[What the task asks]
Search the material below for the string "Average" and list each line that holds it.
┏━━
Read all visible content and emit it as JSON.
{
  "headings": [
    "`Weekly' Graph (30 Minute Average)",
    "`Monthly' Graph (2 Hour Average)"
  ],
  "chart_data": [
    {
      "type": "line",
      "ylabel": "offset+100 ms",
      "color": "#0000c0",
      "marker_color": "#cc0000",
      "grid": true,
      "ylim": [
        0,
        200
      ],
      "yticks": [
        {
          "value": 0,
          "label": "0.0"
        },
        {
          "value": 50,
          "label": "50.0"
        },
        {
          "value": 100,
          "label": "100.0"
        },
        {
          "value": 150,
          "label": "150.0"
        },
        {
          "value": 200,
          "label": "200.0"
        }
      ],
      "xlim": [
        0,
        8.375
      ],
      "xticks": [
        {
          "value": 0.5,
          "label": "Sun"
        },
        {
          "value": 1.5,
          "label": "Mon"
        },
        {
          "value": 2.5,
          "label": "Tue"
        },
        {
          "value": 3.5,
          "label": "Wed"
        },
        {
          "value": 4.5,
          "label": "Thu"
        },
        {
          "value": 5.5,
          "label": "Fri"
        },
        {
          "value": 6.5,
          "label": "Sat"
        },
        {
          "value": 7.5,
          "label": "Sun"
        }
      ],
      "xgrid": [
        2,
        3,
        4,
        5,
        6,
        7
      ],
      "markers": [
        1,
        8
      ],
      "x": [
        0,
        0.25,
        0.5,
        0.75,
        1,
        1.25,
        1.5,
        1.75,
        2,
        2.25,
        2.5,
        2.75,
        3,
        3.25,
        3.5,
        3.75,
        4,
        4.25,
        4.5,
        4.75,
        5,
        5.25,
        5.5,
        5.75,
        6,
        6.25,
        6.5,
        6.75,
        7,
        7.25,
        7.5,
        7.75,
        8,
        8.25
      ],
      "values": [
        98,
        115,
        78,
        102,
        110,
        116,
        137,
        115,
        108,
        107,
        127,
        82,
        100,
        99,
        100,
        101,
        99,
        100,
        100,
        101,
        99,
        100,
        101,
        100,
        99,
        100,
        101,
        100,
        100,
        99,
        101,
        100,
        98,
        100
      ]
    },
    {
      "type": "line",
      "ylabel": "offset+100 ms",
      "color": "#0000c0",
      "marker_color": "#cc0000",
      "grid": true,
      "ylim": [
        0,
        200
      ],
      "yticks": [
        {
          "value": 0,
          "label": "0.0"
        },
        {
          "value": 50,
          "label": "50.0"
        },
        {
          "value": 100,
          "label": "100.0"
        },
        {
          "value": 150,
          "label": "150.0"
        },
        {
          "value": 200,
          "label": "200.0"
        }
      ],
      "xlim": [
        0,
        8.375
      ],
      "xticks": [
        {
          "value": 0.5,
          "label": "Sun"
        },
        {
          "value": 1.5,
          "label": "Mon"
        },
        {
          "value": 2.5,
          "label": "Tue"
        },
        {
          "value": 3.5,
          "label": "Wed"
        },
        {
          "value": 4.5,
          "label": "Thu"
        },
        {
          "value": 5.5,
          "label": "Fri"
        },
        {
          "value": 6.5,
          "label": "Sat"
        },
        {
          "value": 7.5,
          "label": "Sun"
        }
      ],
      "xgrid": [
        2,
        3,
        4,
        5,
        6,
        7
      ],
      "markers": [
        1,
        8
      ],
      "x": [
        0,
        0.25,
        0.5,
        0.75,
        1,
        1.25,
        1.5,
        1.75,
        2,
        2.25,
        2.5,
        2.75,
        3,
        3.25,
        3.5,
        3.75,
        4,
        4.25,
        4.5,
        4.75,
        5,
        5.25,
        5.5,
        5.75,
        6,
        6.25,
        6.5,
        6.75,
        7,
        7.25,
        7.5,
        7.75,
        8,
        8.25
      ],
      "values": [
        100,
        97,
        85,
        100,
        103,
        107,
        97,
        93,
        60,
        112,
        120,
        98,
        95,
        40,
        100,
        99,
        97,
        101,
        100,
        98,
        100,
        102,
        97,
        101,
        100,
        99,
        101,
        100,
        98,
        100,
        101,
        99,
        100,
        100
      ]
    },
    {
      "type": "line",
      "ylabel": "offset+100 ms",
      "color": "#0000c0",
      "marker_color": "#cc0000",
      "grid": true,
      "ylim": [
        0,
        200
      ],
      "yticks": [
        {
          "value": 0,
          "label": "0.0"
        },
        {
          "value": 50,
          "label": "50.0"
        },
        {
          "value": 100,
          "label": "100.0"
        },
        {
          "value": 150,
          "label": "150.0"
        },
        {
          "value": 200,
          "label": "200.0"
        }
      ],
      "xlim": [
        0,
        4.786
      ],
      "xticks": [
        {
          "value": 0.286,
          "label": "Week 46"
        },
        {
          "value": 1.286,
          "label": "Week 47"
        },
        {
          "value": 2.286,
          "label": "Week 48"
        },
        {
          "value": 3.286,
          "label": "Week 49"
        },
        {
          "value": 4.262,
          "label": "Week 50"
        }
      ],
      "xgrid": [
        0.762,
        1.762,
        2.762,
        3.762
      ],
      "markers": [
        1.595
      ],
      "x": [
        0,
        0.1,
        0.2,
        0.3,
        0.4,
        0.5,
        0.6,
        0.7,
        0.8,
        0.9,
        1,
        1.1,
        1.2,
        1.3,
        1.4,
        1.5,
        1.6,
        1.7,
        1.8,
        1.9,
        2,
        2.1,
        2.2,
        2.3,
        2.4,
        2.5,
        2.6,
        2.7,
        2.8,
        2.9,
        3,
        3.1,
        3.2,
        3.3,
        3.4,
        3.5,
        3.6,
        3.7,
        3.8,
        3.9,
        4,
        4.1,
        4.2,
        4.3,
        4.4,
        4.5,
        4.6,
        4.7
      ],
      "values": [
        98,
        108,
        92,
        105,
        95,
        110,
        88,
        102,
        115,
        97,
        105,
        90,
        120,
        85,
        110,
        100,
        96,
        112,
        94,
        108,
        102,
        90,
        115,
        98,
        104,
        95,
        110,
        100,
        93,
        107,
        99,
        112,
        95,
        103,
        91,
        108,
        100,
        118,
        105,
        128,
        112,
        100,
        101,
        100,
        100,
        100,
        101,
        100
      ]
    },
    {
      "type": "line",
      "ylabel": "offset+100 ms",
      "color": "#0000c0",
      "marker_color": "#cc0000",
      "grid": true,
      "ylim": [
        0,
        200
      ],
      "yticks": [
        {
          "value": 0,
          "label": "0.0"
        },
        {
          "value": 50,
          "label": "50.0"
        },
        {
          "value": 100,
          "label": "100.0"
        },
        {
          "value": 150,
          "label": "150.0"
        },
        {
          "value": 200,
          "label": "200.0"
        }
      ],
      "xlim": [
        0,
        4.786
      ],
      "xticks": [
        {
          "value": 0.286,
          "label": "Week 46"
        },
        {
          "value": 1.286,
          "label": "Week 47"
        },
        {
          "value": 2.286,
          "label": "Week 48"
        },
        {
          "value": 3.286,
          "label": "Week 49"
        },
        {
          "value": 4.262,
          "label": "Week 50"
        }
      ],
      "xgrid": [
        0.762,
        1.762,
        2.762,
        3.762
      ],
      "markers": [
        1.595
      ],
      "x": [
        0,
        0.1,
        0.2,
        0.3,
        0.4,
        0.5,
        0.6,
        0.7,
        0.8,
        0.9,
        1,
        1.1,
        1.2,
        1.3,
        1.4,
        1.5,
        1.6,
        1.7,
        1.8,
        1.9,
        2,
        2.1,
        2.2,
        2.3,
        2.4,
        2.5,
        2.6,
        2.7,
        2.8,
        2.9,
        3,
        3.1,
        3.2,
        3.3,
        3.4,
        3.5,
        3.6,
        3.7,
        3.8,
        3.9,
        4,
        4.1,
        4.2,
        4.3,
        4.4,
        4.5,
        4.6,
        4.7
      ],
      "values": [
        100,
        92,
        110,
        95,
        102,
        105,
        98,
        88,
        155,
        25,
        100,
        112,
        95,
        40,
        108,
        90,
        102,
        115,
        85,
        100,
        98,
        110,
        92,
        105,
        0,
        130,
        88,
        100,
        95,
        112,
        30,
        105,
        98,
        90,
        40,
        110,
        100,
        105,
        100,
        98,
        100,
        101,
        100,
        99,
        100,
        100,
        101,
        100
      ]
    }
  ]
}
┗━━
[Response to this task]
    "`Weekly' Graph (30 Minute Average)",
    "`Monthly' Graph (2 Hour Average)"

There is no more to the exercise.